* _Exercise materials_:

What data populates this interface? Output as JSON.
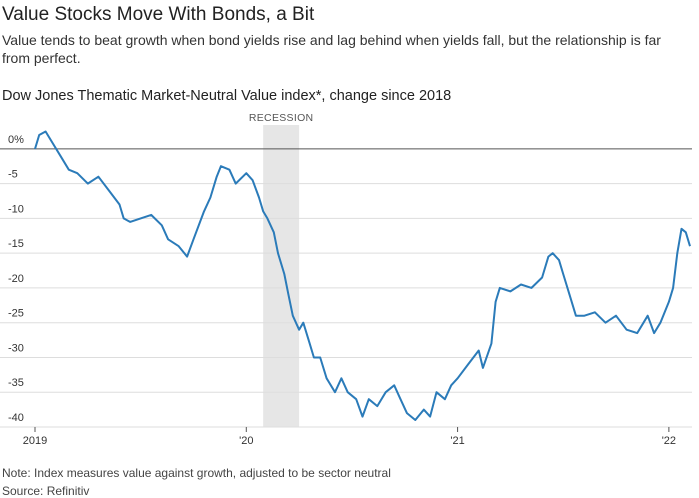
{
  "title": "Value Stocks Move With Bonds, a Bit",
  "subtitle": "Value tends to beat growth when bond yields rise and lag behind when yields fall, but the relationship is far from perfect.",
  "note": "Note: Index measures value against growth, adjusted to be sector neutral",
  "source": "Source: Refinitiv",
  "chart_data": {
    "type": "line",
    "title": "Dow Jones Thematic Market-Neutral Value index*, change since 2018",
    "annotations": [
      {
        "label": "RECESSION",
        "x": [
          2020.08,
          2020.25
        ]
      }
    ],
    "xlim": [
      2019,
      2022.1
    ],
    "xticks": [
      {
        "value": 2019,
        "label": "2019"
      },
      {
        "value": 2020,
        "label": "'20"
      },
      {
        "value": 2021,
        "label": "'21"
      },
      {
        "value": 2022,
        "label": "'22"
      }
    ],
    "ylim": [
      -40,
      3
    ],
    "yticks": [
      {
        "value": 0,
        "label": "0%"
      },
      -5,
      -10,
      -15,
      -20,
      -25,
      -30,
      -35,
      -40
    ],
    "grid": true,
    "series": [
      {
        "name": "Dow Jones Thematic Market-Neutral Value index",
        "color": "#2b7bb9",
        "x": [
          2019.0,
          2019.02,
          2019.05,
          2019.08,
          2019.12,
          2019.16,
          2019.2,
          2019.25,
          2019.3,
          2019.35,
          2019.4,
          2019.42,
          2019.45,
          2019.5,
          2019.55,
          2019.6,
          2019.63,
          2019.68,
          2019.72,
          2019.75,
          2019.8,
          2019.83,
          2019.86,
          2019.88,
          2019.92,
          2019.95,
          2020.0,
          2020.03,
          2020.06,
          2020.08,
          2020.1,
          2020.13,
          2020.15,
          2020.18,
          2020.2,
          2020.22,
          2020.25,
          2020.27,
          2020.3,
          2020.32,
          2020.35,
          2020.38,
          2020.42,
          2020.45,
          2020.48,
          2020.52,
          2020.55,
          2020.58,
          2020.62,
          2020.66,
          2020.7,
          2020.73,
          2020.76,
          2020.8,
          2020.84,
          2020.87,
          2020.9,
          2020.94,
          2020.97,
          2021.0,
          2021.05,
          2021.1,
          2021.12,
          2021.16,
          2021.18,
          2021.2,
          2021.25,
          2021.3,
          2021.35,
          2021.4,
          2021.43,
          2021.45,
          2021.48,
          2021.5,
          2021.53,
          2021.56,
          2021.6,
          2021.65,
          2021.7,
          2021.75,
          2021.8,
          2021.85,
          2021.88,
          2021.9,
          2021.93,
          2021.96,
          2022.0,
          2022.02,
          2022.04,
          2022.06,
          2022.08,
          2022.1
        ],
        "values": [
          0,
          2,
          2.5,
          1,
          -1,
          -3,
          -3.5,
          -5,
          -4,
          -6,
          -8,
          -10,
          -10.5,
          -10,
          -9.5,
          -11,
          -13,
          -14,
          -15.5,
          -13,
          -9,
          -7,
          -4,
          -2.5,
          -3,
          -5,
          -3.5,
          -4.5,
          -7,
          -9,
          -10,
          -12,
          -15,
          -18,
          -21,
          -24,
          -26,
          -25,
          -28,
          -30,
          -30,
          -33,
          -35,
          -33,
          -35,
          -36,
          -38.5,
          -36,
          -37,
          -35,
          -34,
          -36,
          -38,
          -39,
          -37.5,
          -38.5,
          -35,
          -36,
          -34,
          -33,
          -31,
          -29,
          -31.5,
          -28,
          -22,
          -20,
          -20.5,
          -19.5,
          -20,
          -18.5,
          -15.5,
          -15,
          -16,
          -18,
          -21,
          -24,
          -24,
          -23.5,
          -25,
          -24,
          -26,
          -26.5,
          -25,
          -24,
          -26.5,
          -25,
          -22,
          -20,
          -15,
          -11.5,
          -12,
          -14
        ]
      }
    ]
  }
}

* _What to do_: From the listing above, pick out each line where the word "label" appears.

* _Finished answer_:
        "label": "RECESSION",
        "label": "2019"
        "label": "'20"
        "label": "'21"
        "label": "'22"
        "label": "0%"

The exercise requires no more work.